## EXERCISE REQUIREMENTS
Copy out lines with the word "الموارد" from the material that follows.

Entries taken from a collection:
■ ■ ■
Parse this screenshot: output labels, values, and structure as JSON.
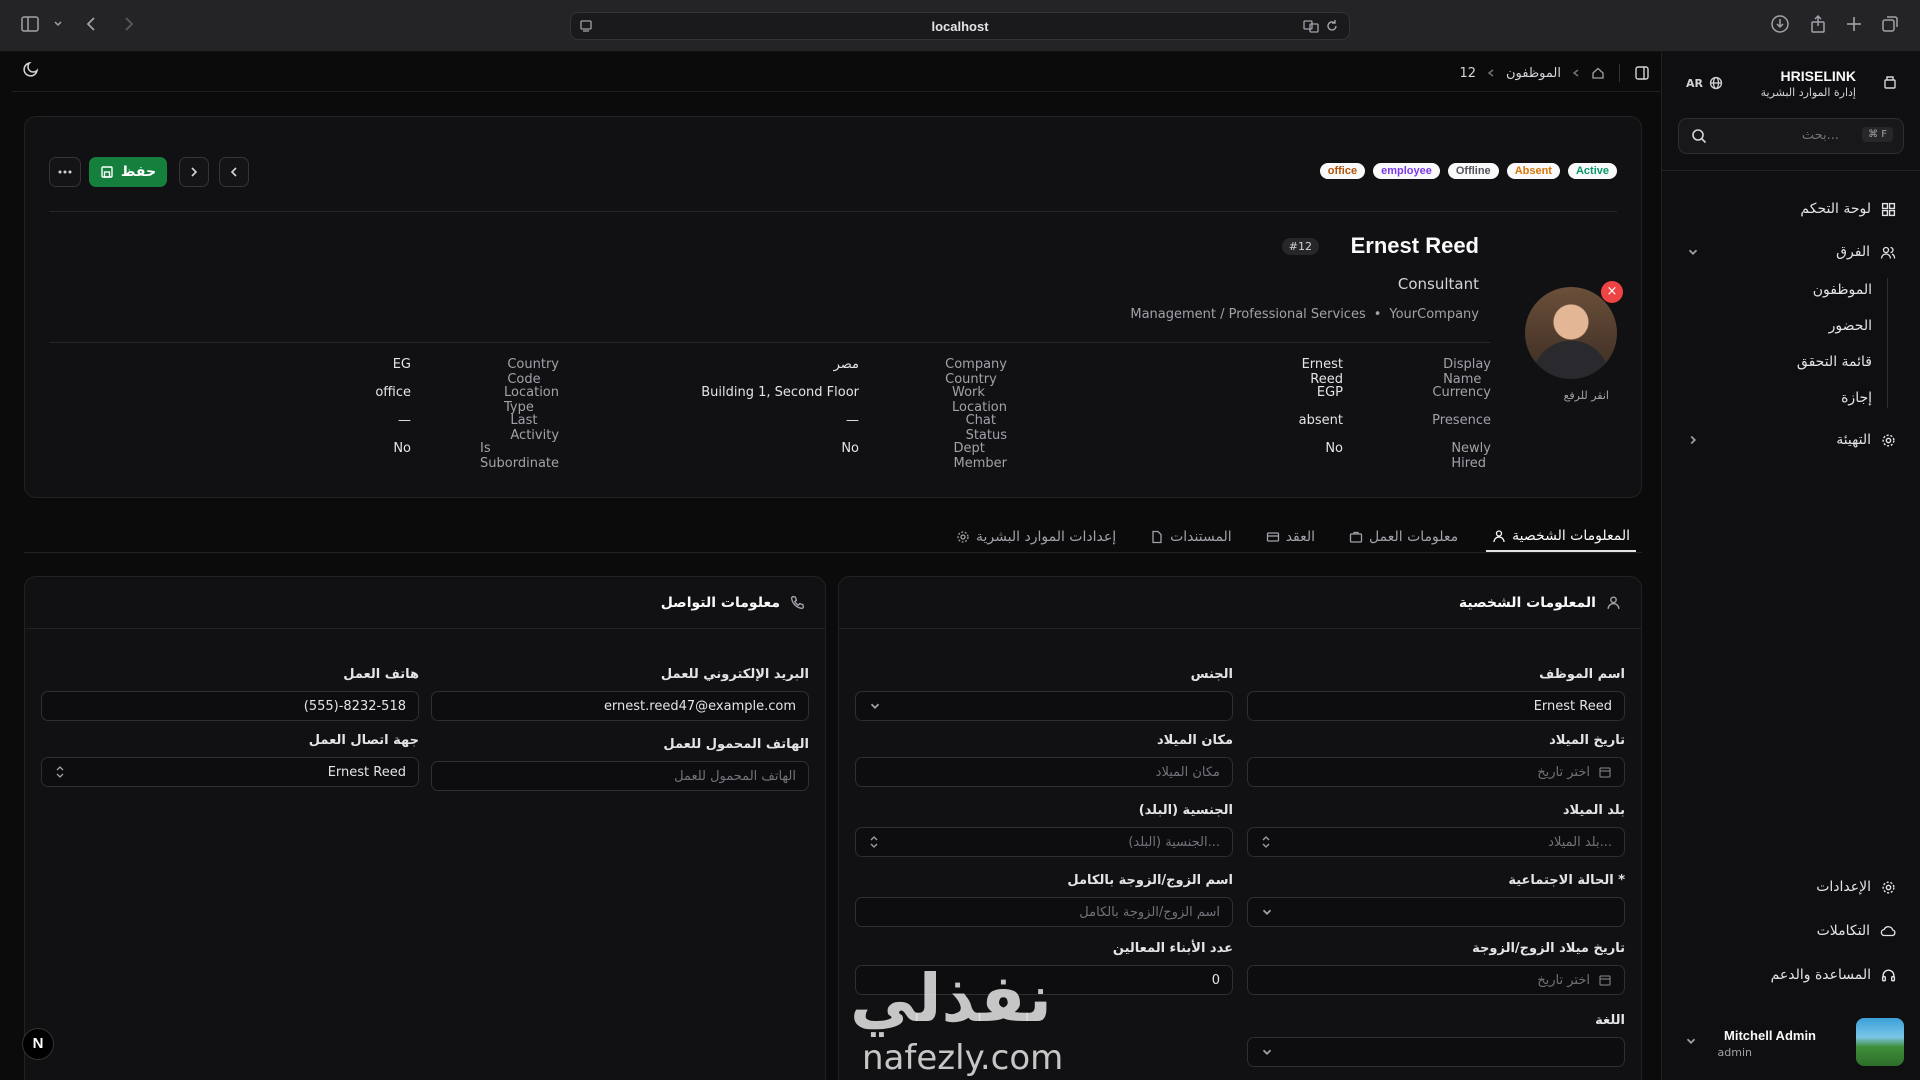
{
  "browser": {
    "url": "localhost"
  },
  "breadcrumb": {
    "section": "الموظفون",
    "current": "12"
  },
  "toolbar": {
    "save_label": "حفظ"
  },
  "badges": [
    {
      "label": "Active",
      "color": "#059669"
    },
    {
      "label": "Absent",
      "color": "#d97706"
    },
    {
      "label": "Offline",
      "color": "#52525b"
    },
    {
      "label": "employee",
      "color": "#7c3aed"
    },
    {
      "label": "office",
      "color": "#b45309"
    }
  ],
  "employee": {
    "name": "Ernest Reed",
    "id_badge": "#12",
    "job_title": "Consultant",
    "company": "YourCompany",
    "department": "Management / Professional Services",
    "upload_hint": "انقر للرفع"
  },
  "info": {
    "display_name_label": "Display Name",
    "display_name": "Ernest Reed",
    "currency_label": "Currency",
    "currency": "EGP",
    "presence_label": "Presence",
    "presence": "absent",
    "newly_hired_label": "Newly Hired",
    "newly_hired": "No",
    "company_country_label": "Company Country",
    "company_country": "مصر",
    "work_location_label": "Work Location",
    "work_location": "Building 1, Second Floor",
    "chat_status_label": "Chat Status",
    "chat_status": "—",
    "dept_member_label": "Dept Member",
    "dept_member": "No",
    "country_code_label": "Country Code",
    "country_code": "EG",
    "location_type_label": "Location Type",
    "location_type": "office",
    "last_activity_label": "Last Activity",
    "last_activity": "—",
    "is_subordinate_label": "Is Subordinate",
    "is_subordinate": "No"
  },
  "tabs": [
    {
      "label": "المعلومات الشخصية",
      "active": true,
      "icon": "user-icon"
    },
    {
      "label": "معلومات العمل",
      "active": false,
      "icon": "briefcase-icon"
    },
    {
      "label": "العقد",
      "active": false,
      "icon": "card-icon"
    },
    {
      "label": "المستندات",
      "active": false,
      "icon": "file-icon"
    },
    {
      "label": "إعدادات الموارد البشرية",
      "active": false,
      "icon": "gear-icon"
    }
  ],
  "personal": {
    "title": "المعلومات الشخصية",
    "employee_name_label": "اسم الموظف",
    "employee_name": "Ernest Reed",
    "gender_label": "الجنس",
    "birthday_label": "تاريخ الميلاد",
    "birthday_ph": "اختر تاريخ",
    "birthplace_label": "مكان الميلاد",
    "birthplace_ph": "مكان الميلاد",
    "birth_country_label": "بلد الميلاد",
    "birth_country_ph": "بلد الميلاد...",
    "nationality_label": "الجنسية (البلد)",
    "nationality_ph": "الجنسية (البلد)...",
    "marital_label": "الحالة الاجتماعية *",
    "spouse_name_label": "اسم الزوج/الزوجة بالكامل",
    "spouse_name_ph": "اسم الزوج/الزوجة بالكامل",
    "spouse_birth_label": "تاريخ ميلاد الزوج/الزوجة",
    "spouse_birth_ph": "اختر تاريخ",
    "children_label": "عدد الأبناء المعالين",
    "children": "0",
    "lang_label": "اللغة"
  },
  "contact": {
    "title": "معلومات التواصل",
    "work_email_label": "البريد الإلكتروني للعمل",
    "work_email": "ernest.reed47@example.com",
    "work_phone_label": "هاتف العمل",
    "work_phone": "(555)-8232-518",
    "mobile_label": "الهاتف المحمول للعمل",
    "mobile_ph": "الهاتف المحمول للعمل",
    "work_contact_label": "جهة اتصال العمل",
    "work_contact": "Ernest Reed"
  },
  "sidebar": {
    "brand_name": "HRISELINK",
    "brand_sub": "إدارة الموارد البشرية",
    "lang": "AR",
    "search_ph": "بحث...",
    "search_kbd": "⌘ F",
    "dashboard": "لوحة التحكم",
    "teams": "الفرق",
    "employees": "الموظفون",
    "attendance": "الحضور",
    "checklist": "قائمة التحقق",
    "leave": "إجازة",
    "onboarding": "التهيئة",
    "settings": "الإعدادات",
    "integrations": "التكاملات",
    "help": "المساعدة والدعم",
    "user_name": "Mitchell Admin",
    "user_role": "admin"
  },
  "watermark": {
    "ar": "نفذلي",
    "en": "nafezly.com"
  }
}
■ ■ ■
## THE ANSWER
      "label": "إعدادات الموارد البشرية",
    "brand_sub": "إدارة الموارد البشرية",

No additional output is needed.